WHAT YOU WILL DO:
• 1. Copy the passage of the comment on visual programming word for word, starting at "None of this" and ending at "strings and numbers.".
• 2. Turn the listing into a numbered list, starting at its first line and ending at the line that contains "- male-percent: 17.5%: [418, 86, 514, 121]". Leave out any blank lines.

EXCERPT:
Begin

My experience: a few years of (intermittent) work with webMethods Flow Services (which is "Visual").

Conclusions: text-based programming allows you to:

- grep for all files where you used "Inc x".

- use diff to compare two or more versions of the same module

- comments are easily integrated with "code".

None of this is true for Visual programming.

Also, in my experience even if you are "visually arranging blocks" and "connecting these with arrows" in reality a lot of properties or parameters to the blocks themselves are specified by manipulating strings and numbers.

Except that those cannot reliably be grepped or diffed...




Well, I'll just say that a graph is not bad datastruct for diffing and versioning [1]. The other problems may be true for now but also seem pretty low-hanging fruit?

1: https://en.m.wikibooks.org/wiki/Understanding_Darcs/Patch_th...


I do not understand if you have actual practical experience with medium-complexity projects with visual languages.

End

DATA SUPPLIED:
Begin

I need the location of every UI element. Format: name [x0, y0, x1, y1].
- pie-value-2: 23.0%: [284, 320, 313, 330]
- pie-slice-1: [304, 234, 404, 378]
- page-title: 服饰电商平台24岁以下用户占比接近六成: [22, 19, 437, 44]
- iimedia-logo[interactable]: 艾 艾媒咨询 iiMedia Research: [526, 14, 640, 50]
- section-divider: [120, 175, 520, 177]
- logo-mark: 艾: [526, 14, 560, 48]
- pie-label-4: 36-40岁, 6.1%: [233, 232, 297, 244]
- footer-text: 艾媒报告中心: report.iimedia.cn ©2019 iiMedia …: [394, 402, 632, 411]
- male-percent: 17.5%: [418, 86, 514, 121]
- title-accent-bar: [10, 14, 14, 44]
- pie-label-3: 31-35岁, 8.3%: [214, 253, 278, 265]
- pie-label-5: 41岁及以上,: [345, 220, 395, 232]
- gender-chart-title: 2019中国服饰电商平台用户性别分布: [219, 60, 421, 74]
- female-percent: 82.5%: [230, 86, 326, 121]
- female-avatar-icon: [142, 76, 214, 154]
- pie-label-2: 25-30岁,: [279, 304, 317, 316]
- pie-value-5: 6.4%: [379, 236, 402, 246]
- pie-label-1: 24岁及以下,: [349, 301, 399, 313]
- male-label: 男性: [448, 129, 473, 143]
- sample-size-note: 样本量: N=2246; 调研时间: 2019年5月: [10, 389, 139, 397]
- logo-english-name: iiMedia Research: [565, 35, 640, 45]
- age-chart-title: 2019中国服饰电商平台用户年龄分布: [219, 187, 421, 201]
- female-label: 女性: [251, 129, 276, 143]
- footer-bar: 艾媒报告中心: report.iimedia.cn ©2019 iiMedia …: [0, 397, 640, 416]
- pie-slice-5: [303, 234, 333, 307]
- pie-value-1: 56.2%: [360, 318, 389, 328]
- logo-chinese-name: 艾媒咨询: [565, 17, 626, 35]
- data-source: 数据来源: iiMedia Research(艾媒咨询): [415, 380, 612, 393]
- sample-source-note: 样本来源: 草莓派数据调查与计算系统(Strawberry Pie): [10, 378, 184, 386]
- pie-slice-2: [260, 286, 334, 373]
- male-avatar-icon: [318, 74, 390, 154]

End

SOLUTIONS FOR EACH TASK:
• 1.
None of this is true for Visual programming.

Also, in my experience even if you are "visually arranging blocks" and "connecting these with arrows" in reality a lot of properties or parameters to the blocks themselves are specified by manipulating strings and numbers.

• 2.
1. I need the location of every UI element. Format: name [x0, y0, x1, y1].
2. - pie-value-2: 23.0%: [284, 320, 313, 330]
3. - pie-slice-1: [304, 234, 404, 378]
4. - page-title: 服饰电商平台24岁以下用户占比接近六成: [22, 19, 437, 44]
5. - iimedia-logo[interactable]: 艾 艾媒咨询 iiMedia Research: [526, 14, 640, 50]
6. - section-divider: [120, 175, 520, 177]
7. - logo-mark: 艾: [526, 14, 560, 48]
8. - pie-label-4: 36-40岁, 6.1%: [233, 232, 297, 244]
9. - footer-text: 艾媒报告中心: report.iimedia.cn ©2019 iiMedia …: [394, 402, 632, 411]
10. - male-percent: 17.5%: [418, 86, 514, 121]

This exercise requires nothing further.